**Task directions**
All entries below need to be written out exactly, but without their pictures.

**Source data**
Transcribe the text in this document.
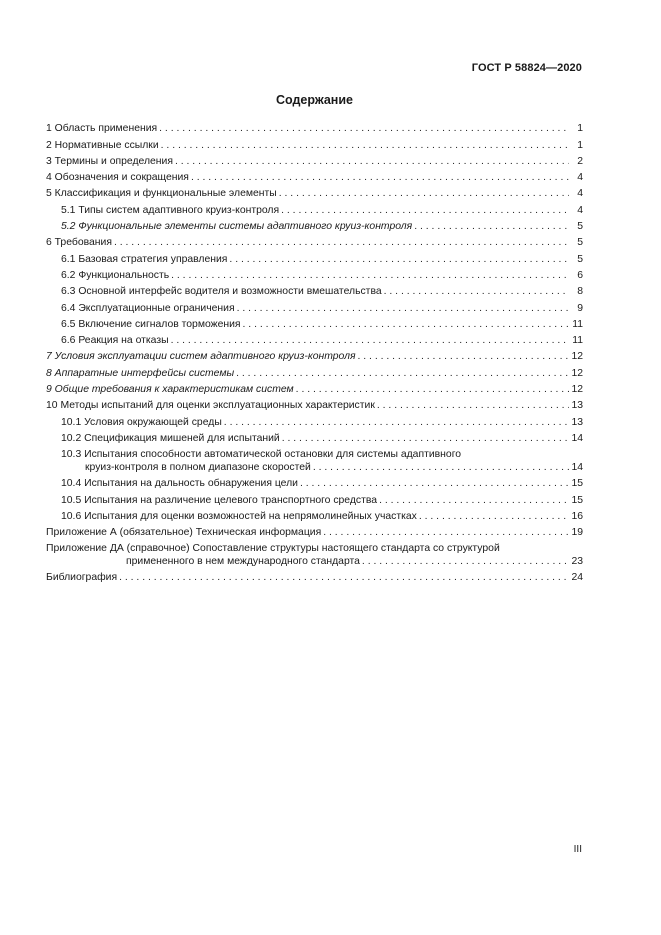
ГОСТ Р 58824—2020
Содержание
1 Область применения . . .	1
2 Нормативные ссылки . . .	1
3 Термины и определения . . .	2
4 Обозначения и сокращения . . .	4
5 Классификация и функциональные элементы . . .	4
5.1 Типы систем адаптивного круиз-контроля . . .	4
5.2 Функциональные элементы системы адаптивного круиз-контроля . . .	5
6 Требования . . .	5
6.1 Базовая стратегия управления . . .	5
6.2 Функциональность . . .	6
6.3 Основной интерфейс водителя и возможности вмешательства . . .	8
6.4 Эксплуатационные ограничения . . .	9
6.5 Включение сигналов торможения . . .	11
6.6 Реакция на отказы . . .	11
7 Условия эксплуатации систем адаптивного круиз-контроля . . .	12
8 Аппаратные интерфейсы системы . . .	12
9 Общие требования к характеристикам систем . . .	12
10 Методы испытаний для оценки эксплуатационных характеристик . . .	13
10.1 Условия окружающей среды . . .	13
10.2 Спецификация мишеней для испытаний . . .	14
10.3 Испытания способности автоматической остановки для системы адаптивного
круиз-контроля в полном диапазоне скоростей . . .	14
10.4 Испытания на дальность обнаружения цели . . .	15
10.5 Испытания на различение целевого транспортного средства . . .	15
10.6 Испытания для оценки возможностей на непрямолинейных участках . . .	16
Приложение А (обязательное) Техническая информация . . .	19
Приложение ДА (справочное) Сопоставление структуры настоящего стандарта со структурой
примененного в нем международного стандарта . . .	23
Библиография . . .	24
III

**Output below**
Transcribe the text in this document.
ГОСТ Р 58824—2020
Содержание
1 Область применения . . .	1
2 Нормативные ссылки . . .	1
3 Термины и определения . . .	2
4 Обозначения и сокращения . . .	4
5 Классификация и функциональные элементы . . .	4
5.1 Типы систем адаптивного круиз-контроля . . .	4
5.2 Функциональные элементы системы адаптивного круиз-контроля . . .	5
6 Требования . . .	5
6.1 Базовая стратегия управления . . .	5
6.2 Функциональность . . .	6
6.3 Основной интерфейс водителя и возможности вмешательства . . .	8
6.4 Эксплуатационные ограничения . . .	9
6.5 Включение сигналов торможения . . .	11
6.6 Реакция на отказы . . .	11
7 Условия эксплуатации систем адаптивного круиз-контроля . . .	12
8 Аппаратные интерфейсы системы . . .	12
9 Общие требования к характеристикам систем . . .	12
10 Методы испытаний для оценки эксплуатационных характеристик . . .	13
10.1 Условия окружающей среды . . .	13
10.2 Спецификация мишеней для испытаний . . .	14
10.3 Испытания способности автоматической остановки для системы адаптивного
круиз-контроля в полном диапазоне скоростей . . .	14
10.4 Испытания на дальность обнаружения цели . . .	15
10.5 Испытания на различение целевого транспортного средства . . .	15
10.6 Испытания для оценки возможностей на непрямолинейных участках . . .	16
Приложение А (обязательное) Техническая информация . . .	19
Приложение ДА (справочное) Сопоставление структуры настоящего стандарта со структурой
примененного в нем международного стандарта . . .	23
Библиография . . .	24
III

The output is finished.